→ Description of the task
Write out the records again, exactly, leaving none out.
>> start Provided records
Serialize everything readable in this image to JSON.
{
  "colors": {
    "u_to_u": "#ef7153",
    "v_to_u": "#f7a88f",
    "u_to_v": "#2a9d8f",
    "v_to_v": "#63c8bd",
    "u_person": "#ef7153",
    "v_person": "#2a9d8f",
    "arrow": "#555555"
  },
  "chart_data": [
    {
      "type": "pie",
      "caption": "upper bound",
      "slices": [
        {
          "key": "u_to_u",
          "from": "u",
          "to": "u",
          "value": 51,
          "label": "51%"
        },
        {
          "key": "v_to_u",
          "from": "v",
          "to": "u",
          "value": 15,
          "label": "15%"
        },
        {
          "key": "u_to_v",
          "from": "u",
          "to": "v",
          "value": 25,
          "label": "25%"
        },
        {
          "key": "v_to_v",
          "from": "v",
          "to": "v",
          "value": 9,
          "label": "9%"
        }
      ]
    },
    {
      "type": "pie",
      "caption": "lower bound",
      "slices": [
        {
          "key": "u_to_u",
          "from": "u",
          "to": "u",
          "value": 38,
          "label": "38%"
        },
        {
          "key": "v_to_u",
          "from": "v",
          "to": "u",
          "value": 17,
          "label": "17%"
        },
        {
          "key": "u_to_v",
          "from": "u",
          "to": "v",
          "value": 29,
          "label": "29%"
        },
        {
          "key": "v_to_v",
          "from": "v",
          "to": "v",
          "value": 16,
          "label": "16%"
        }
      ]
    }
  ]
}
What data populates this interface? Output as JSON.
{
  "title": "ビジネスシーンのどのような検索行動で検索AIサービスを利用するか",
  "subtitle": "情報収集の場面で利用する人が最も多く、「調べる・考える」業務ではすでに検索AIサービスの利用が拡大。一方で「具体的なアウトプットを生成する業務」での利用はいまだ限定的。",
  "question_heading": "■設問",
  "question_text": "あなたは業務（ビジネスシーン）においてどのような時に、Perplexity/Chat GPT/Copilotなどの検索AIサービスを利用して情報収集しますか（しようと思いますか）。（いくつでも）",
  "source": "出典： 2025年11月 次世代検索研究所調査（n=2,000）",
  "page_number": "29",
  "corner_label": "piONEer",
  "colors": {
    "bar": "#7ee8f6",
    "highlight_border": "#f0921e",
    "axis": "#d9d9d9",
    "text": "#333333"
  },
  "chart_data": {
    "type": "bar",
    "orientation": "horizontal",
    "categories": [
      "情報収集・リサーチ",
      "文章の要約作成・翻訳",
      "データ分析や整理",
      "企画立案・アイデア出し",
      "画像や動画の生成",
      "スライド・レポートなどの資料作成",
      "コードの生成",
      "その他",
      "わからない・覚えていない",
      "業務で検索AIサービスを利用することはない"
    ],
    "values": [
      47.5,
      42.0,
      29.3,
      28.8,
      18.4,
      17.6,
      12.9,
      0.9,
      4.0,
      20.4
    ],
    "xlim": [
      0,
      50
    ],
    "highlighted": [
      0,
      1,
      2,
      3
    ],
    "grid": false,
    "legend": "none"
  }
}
>> end Provided records
→ Task solution
Serialize everything readable in this image to JSON.
{
  "colors": {
    "u_to_u": "#ef7153",
    "v_to_u": "#f7a88f",
    "u_to_v": "#2a9d8f",
    "v_to_v": "#63c8bd",
    "u_person": "#ef7153",
    "v_person": "#2a9d8f",
    "arrow": "#555555"
  },
  "chart_data": [
    {
      "type": "pie",
      "caption": "upper bound",
      "slices": [
        {
          "key": "u_to_u",
          "from": "u",
          "to": "u",
          "value": 51,
          "label": "51%"
        },
        {
          "key": "v_to_u",
          "from": "v",
          "to": "u",
          "value": 15,
          "label": "15%"
        },
        {
          "key": "u_to_v",
          "from": "u",
          "to": "v",
          "value": 25,
          "label": "25%"
        },
        {
          "key": "v_to_v",
          "from": "v",
          "to": "v",
          "value": 9,
          "label": "9%"
        }
      ]
    },
    {
      "type": "pie",
      "caption": "lower bound",
      "slices": [
        {
          "key": "u_to_u",
          "from": "u",
          "to": "u",
          "value": 38,
          "label": "38%"
        },
        {
          "key": "v_to_u",
          "from": "v",
          "to": "u",
          "value": 17,
          "label": "17%"
        },
        {
          "key": "u_to_v",
          "from": "u",
          "to": "v",
          "value": 29,
          "label": "29%"
        },
        {
          "key": "v_to_v",
          "from": "v",
          "to": "v",
          "value": 16,
          "label": "16%"
        }
      ]
    }
  ]
}
What data populates this interface? Output as JSON.
{
  "title": "ビジネスシーンのどのような検索行動で検索AIサービスを利用するか",
  "subtitle": "情報収集の場面で利用する人が最も多く、「調べる・考える」業務ではすでに検索AIサービスの利用が拡大。一方で「具体的なアウトプットを生成する業務」での利用はいまだ限定的。",
  "question_heading": "■設問",
  "question_text": "あなたは業務（ビジネスシーン）においてどのような時に、Perplexity/Chat GPT/Copilotなどの検索AIサービスを利用して情報収集しますか（しようと思いますか）。（いくつでも）",
  "source": "出典： 2025年11月 次世代検索研究所調査（n=2,000）",
  "page_number": "29",
  "corner_label": "piONEer",
  "colors": {
    "bar": "#7ee8f6",
    "highlight_border": "#f0921e",
    "axis": "#d9d9d9",
    "text": "#333333"
  },
  "chart_data": {
    "type": "bar",
    "orientation": "horizontal",
    "categories": [
      "情報収集・リサーチ",
      "文章の要約作成・翻訳",
      "データ分析や整理",
      "企画立案・アイデア出し",
      "画像や動画の生成",
      "スライド・レポートなどの資料作成",
      "コードの生成",
      "その他",
      "わからない・覚えていない",
      "業務で検索AIサービスを利用することはない"
    ],
    "values": [
      47.5,
      42.0,
      29.3,
      28.8,
      18.4,
      17.6,
      12.9,
      0.9,
      4.0,
      20.4
    ],
    "xlim": [
      0,
      50
    ],
    "highlighted": [
      0,
      1,
      2,
      3
    ],
    "grid": false,
    "legend": "none"
  }
}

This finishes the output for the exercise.